▸ The problem
Take every line where the string "summary" appears and copy it.

▸ Data in this exercise
------------------------
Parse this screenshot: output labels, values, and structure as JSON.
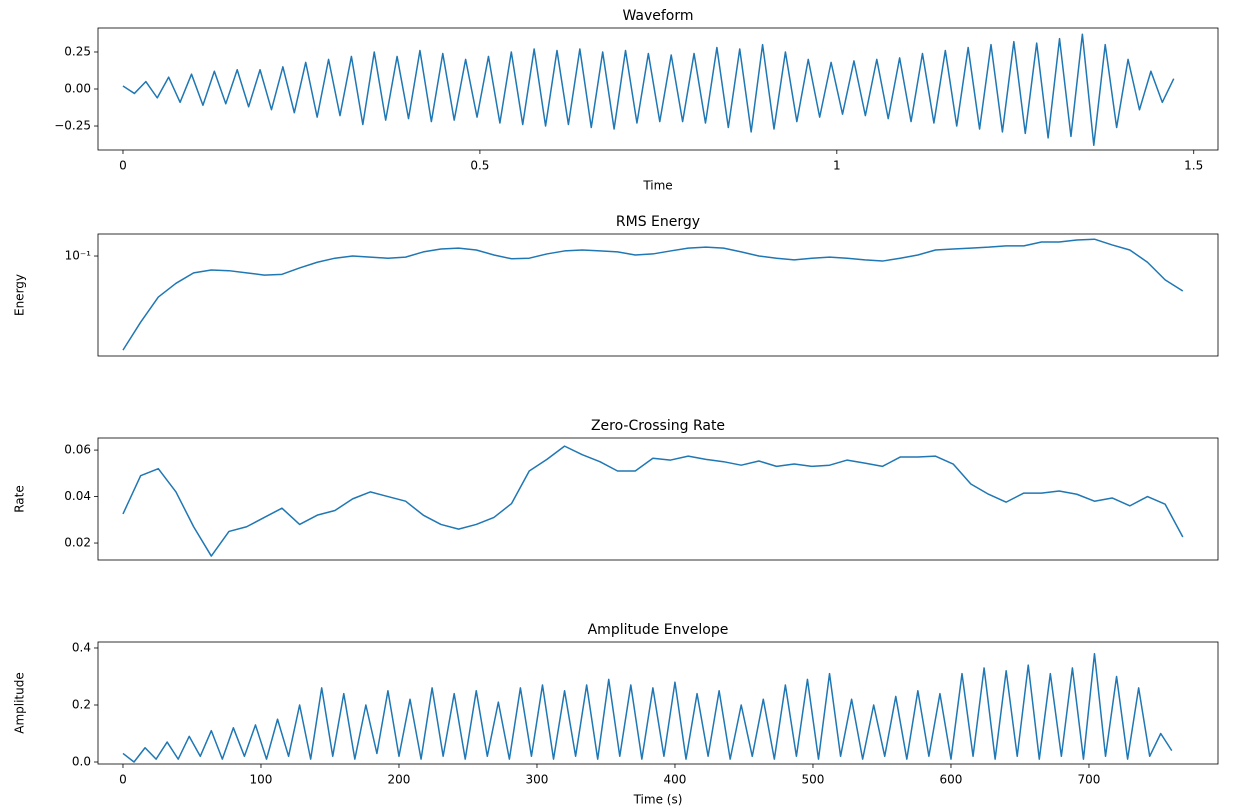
{
  "chart_data": [
    {
      "type": "line",
      "title": "Waveform",
      "xlabel": "Time",
      "color": "#1f77b4",
      "x": [
        0,
        0.016,
        0.032,
        0.048,
        0.064,
        0.08,
        0.096,
        0.112,
        0.128,
        0.144,
        0.16,
        0.176,
        0.192,
        0.208,
        0.224,
        0.24,
        0.256,
        0.272,
        0.288,
        0.304,
        0.32,
        0.336,
        0.352,
        0.368,
        0.384,
        0.4,
        0.416,
        0.432,
        0.448,
        0.464,
        0.48,
        0.496,
        0.512,
        0.528,
        0.544,
        0.56,
        0.576,
        0.592,
        0.608,
        0.624,
        0.64,
        0.656,
        0.672,
        0.688,
        0.704,
        0.72,
        0.736,
        0.752,
        0.768,
        0.784,
        0.8,
        0.816,
        0.832,
        0.848,
        0.864,
        0.88,
        0.896,
        0.912,
        0.928,
        0.944,
        0.96,
        0.976,
        0.992,
        1.008,
        1.024,
        1.04,
        1.056,
        1.072,
        1.088,
        1.104,
        1.12,
        1.136,
        1.152,
        1.168,
        1.184,
        1.2,
        1.216,
        1.232,
        1.248,
        1.264,
        1.28,
        1.296,
        1.312,
        1.328,
        1.344,
        1.36,
        1.376,
        1.392,
        1.408,
        1.424,
        1.44,
        1.456,
        1.472
      ],
      "values": [
        0.02,
        -0.03,
        0.05,
        -0.06,
        0.08,
        -0.09,
        0.1,
        -0.11,
        0.12,
        -0.1,
        0.13,
        -0.12,
        0.13,
        -0.14,
        0.15,
        -0.16,
        0.18,
        -0.19,
        0.2,
        -0.18,
        0.22,
        -0.24,
        0.25,
        -0.21,
        0.22,
        -0.2,
        0.26,
        -0.22,
        0.24,
        -0.21,
        0.2,
        -0.19,
        0.22,
        -0.23,
        0.25,
        -0.24,
        0.27,
        -0.25,
        0.26,
        -0.24,
        0.27,
        -0.26,
        0.25,
        -0.27,
        0.26,
        -0.23,
        0.24,
        -0.22,
        0.23,
        -0.22,
        0.24,
        -0.23,
        0.28,
        -0.26,
        0.27,
        -0.29,
        0.3,
        -0.27,
        0.25,
        -0.22,
        0.2,
        -0.19,
        0.18,
        -0.17,
        0.19,
        -0.18,
        0.2,
        -0.2,
        0.21,
        -0.22,
        0.24,
        -0.23,
        0.26,
        -0.25,
        0.28,
        -0.27,
        0.3,
        -0.29,
        0.32,
        -0.3,
        0.31,
        -0.33,
        0.34,
        -0.32,
        0.37,
        -0.38,
        0.3,
        -0.26,
        0.2,
        -0.14,
        0.12,
        -0.09,
        0.07
      ],
      "xlim": [
        -0.035,
        1.534
      ],
      "ylim": [
        -0.412,
        0.412
      ],
      "xticks": [
        0,
        0.5,
        1,
        1.5
      ],
      "yticks": [
        {
          "value": -0.25,
          "label": "−0.25"
        },
        {
          "value": 0,
          "label": "0.00"
        },
        {
          "value": 0.25,
          "label": "0.25"
        }
      ]
    },
    {
      "type": "line",
      "title": "RMS Energy",
      "ylabel": "Energy",
      "color": "#1f77b4",
      "log_y": true,
      "x": [
        0,
        12.8,
        25.6,
        38.4,
        51.2,
        64,
        76.8,
        89.6,
        102.4,
        115.2,
        128,
        140.8,
        153.6,
        166.4,
        179.2,
        192,
        204.8,
        217.6,
        230.4,
        243.2,
        256,
        268.8,
        281.6,
        294.4,
        307.2,
        320,
        332.8,
        345.6,
        358.4,
        371.2,
        384,
        396.8,
        409.6,
        422.4,
        435.2,
        448,
        460.8,
        473.6,
        486.4,
        499.2,
        512,
        524.8,
        537.6,
        550.4,
        563.2,
        576,
        588.8,
        601.6,
        614.4,
        627.2,
        640,
        652.8,
        665.6,
        678.4,
        691.2,
        704,
        716.8,
        729.6,
        742.4,
        755.2,
        768
      ],
      "values": [
        0.0172,
        0.029,
        0.0464,
        0.06,
        0.073,
        0.077,
        0.076,
        0.073,
        0.07,
        0.071,
        0.08,
        0.089,
        0.096,
        0.1,
        0.098,
        0.096,
        0.098,
        0.108,
        0.114,
        0.116,
        0.112,
        0.102,
        0.095,
        0.096,
        0.104,
        0.11,
        0.112,
        0.11,
        0.108,
        0.102,
        0.104,
        0.11,
        0.116,
        0.118,
        0.116,
        0.108,
        0.1,
        0.096,
        0.093,
        0.096,
        0.098,
        0.096,
        0.093,
        0.091,
        0.096,
        0.102,
        0.112,
        0.114,
        0.116,
        0.118,
        0.121,
        0.121,
        0.13,
        0.13,
        0.135,
        0.137,
        0.123,
        0.112,
        0.089,
        0.064,
        0.052
      ],
      "xlim": [
        -18.1,
        793.5
      ],
      "ylim": [
        0.0154,
        0.151
      ],
      "yticks": [
        {
          "value": 0.1,
          "label": "10⁻¹"
        }
      ]
    },
    {
      "type": "line",
      "title": "Zero-Crossing Rate",
      "ylabel": "Rate",
      "color": "#1f77b4",
      "x": [
        0,
        12.8,
        25.6,
        38.4,
        51.2,
        64,
        76.8,
        89.6,
        102.4,
        115.2,
        128,
        140.8,
        153.6,
        166.4,
        179.2,
        192,
        204.8,
        217.6,
        230.4,
        243.2,
        256,
        268.8,
        281.6,
        294.4,
        307.2,
        320,
        332.8,
        345.6,
        358.4,
        371.2,
        384,
        396.8,
        409.6,
        422.4,
        435.2,
        448,
        460.8,
        473.6,
        486.4,
        499.2,
        512,
        524.8,
        537.6,
        550.4,
        563.2,
        576,
        588.8,
        601.6,
        614.4,
        627.2,
        640,
        652.8,
        665.6,
        678.4,
        691.2,
        704,
        716.8,
        729.6,
        742.4,
        755.2,
        768
      ],
      "values": [
        0.0325,
        0.049,
        0.052,
        0.042,
        0.027,
        0.0144,
        0.025,
        0.027,
        0.031,
        0.035,
        0.028,
        0.032,
        0.034,
        0.039,
        0.042,
        0.04,
        0.038,
        0.032,
        0.028,
        0.026,
        0.028,
        0.031,
        0.037,
        0.051,
        0.056,
        0.0617,
        0.058,
        0.055,
        0.051,
        0.051,
        0.0565,
        0.0557,
        0.0574,
        0.056,
        0.055,
        0.0535,
        0.0553,
        0.053,
        0.054,
        0.053,
        0.0535,
        0.0557,
        0.0544,
        0.053,
        0.057,
        0.057,
        0.0574,
        0.054,
        0.0454,
        0.041,
        0.0376,
        0.0415,
        0.0415,
        0.0424,
        0.041,
        0.038,
        0.0394,
        0.036,
        0.04,
        0.0367,
        0.0226
      ],
      "xlim": [
        -18.1,
        793.5
      ],
      "ylim": [
        0.0127,
        0.0652
      ],
      "yticks": [
        0.02,
        0.04,
        0.06
      ]
    },
    {
      "type": "line",
      "title": "Amplitude Envelope",
      "ylabel": "Amplitude",
      "xlabel": "Time (s)",
      "color": "#1f77b4",
      "x": [
        0,
        8,
        16,
        24,
        32,
        40,
        48,
        56,
        64,
        72,
        80,
        88,
        96,
        104,
        112,
        120,
        128,
        136,
        144,
        152,
        160,
        168,
        176,
        184,
        192,
        200,
        208,
        216,
        224,
        232,
        240,
        248,
        256,
        264,
        272,
        280,
        288,
        296,
        304,
        312,
        320,
        328,
        336,
        344,
        352,
        360,
        368,
        376,
        384,
        392,
        400,
        408,
        416,
        424,
        432,
        440,
        448,
        456,
        464,
        472,
        480,
        488,
        496,
        504,
        512,
        520,
        528,
        536,
        544,
        552,
        560,
        568,
        576,
        584,
        592,
        600,
        608,
        616,
        624,
        632,
        640,
        648,
        656,
        664,
        672,
        680,
        688,
        696,
        704,
        712,
        720,
        728,
        736,
        744,
        752,
        760
      ],
      "values": [
        0.03,
        0.0,
        0.05,
        0.01,
        0.07,
        0.01,
        0.09,
        0.02,
        0.11,
        0.01,
        0.12,
        0.02,
        0.13,
        0.01,
        0.15,
        0.02,
        0.2,
        0.01,
        0.26,
        0.02,
        0.24,
        0.01,
        0.2,
        0.03,
        0.25,
        0.02,
        0.22,
        0.01,
        0.26,
        0.02,
        0.24,
        0.01,
        0.25,
        0.02,
        0.21,
        0.01,
        0.26,
        0.02,
        0.27,
        0.01,
        0.25,
        0.02,
        0.27,
        0.01,
        0.29,
        0.02,
        0.27,
        0.01,
        0.26,
        0.02,
        0.28,
        0.01,
        0.24,
        0.02,
        0.25,
        0.01,
        0.2,
        0.02,
        0.22,
        0.01,
        0.27,
        0.02,
        0.29,
        0.01,
        0.31,
        0.02,
        0.22,
        0.01,
        0.2,
        0.02,
        0.23,
        0.01,
        0.25,
        0.02,
        0.24,
        0.01,
        0.31,
        0.02,
        0.33,
        0.01,
        0.32,
        0.02,
        0.34,
        0.01,
        0.31,
        0.02,
        0.33,
        0.01,
        0.38,
        0.02,
        0.3,
        0.01,
        0.26,
        0.02,
        0.1,
        0.04
      ],
      "xlim": [
        -18.1,
        793.5
      ],
      "ylim": [
        -0.007,
        0.421
      ],
      "xticks": [
        0,
        100,
        200,
        300,
        400,
        500,
        600,
        700
      ],
      "yticks": [
        {
          "value": 0,
          "label": "0.0"
        },
        0.2,
        0.4
      ]
    }
  ]
}
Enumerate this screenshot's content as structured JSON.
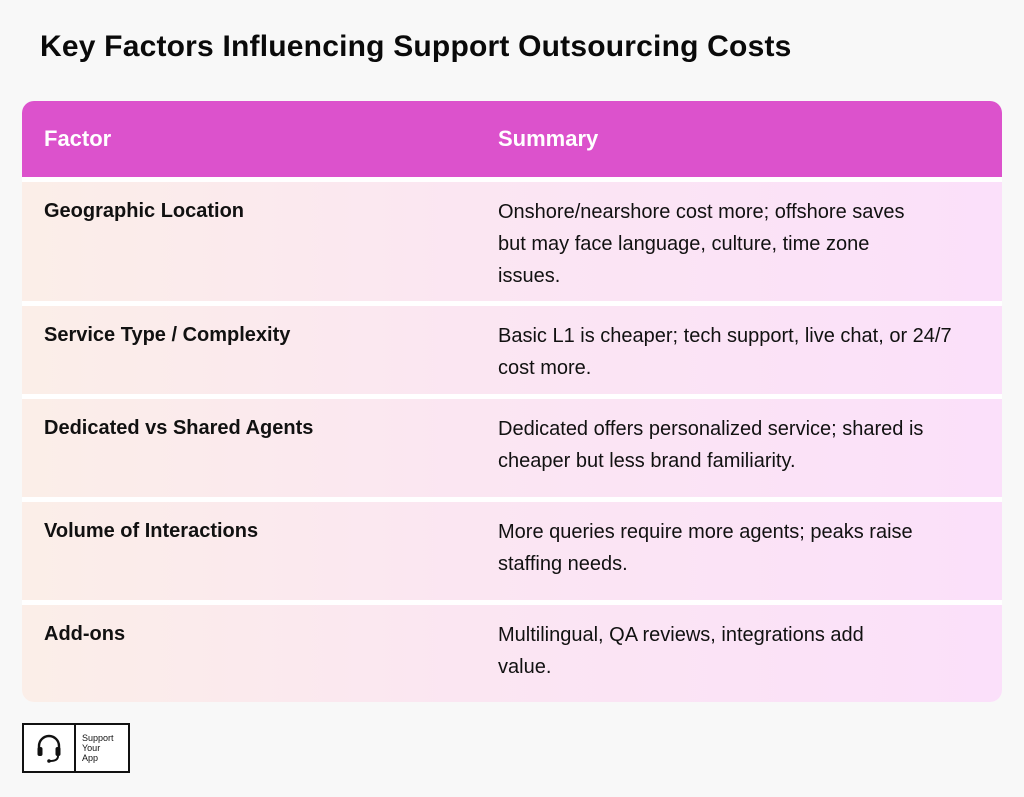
{
  "title": "Key Factors Influencing Support Outsourcing Costs",
  "colors": {
    "header_bg": "#dc52cc",
    "row_left": "#fbeee8",
    "row_right": "#fbe0fa",
    "page_bg": "#f8f8f8"
  },
  "table": {
    "headers": {
      "factor": "Factor",
      "summary": "Summary"
    },
    "rows": [
      {
        "factor": "Geographic Location",
        "summary": "Onshore/nearshore cost more; offshore saves but may face language, culture, time zone issues."
      },
      {
        "factor": "Service Type / Complexity",
        "summary": "Basic L1 is cheaper; tech support, live chat, or 24/7 cost more."
      },
      {
        "factor": "Dedicated vs Shared Agents",
        "summary": "Dedicated offers personalized service; shared is cheaper but less brand familiarity."
      },
      {
        "factor": "Volume of Interactions",
        "summary": "More queries require more agents; peaks raise staffing needs."
      },
      {
        "factor": "Add-ons",
        "summary": "Multilingual, QA reviews, integrations add value."
      }
    ]
  },
  "logo": {
    "icon": "headset-icon",
    "line1": "Support",
    "line2": "Your",
    "line3": "App"
  }
}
------------------------
▸ Exercise result
      "summary": "Summary"
        "summary": "Onshore/nearshore cost more; offshore saves but may face language, culture, time zone issues."
        "summary": "Basic L1 is cheaper; tech support, live chat, or 24/7 cost more."
        "summary": "Dedicated offers personalized service; shared is cheaper but less brand familiarity."
        "summary": "More queries require more agents; peaks raise staffing needs."
        "summary": "Multilingual, QA reviews, integrations add value."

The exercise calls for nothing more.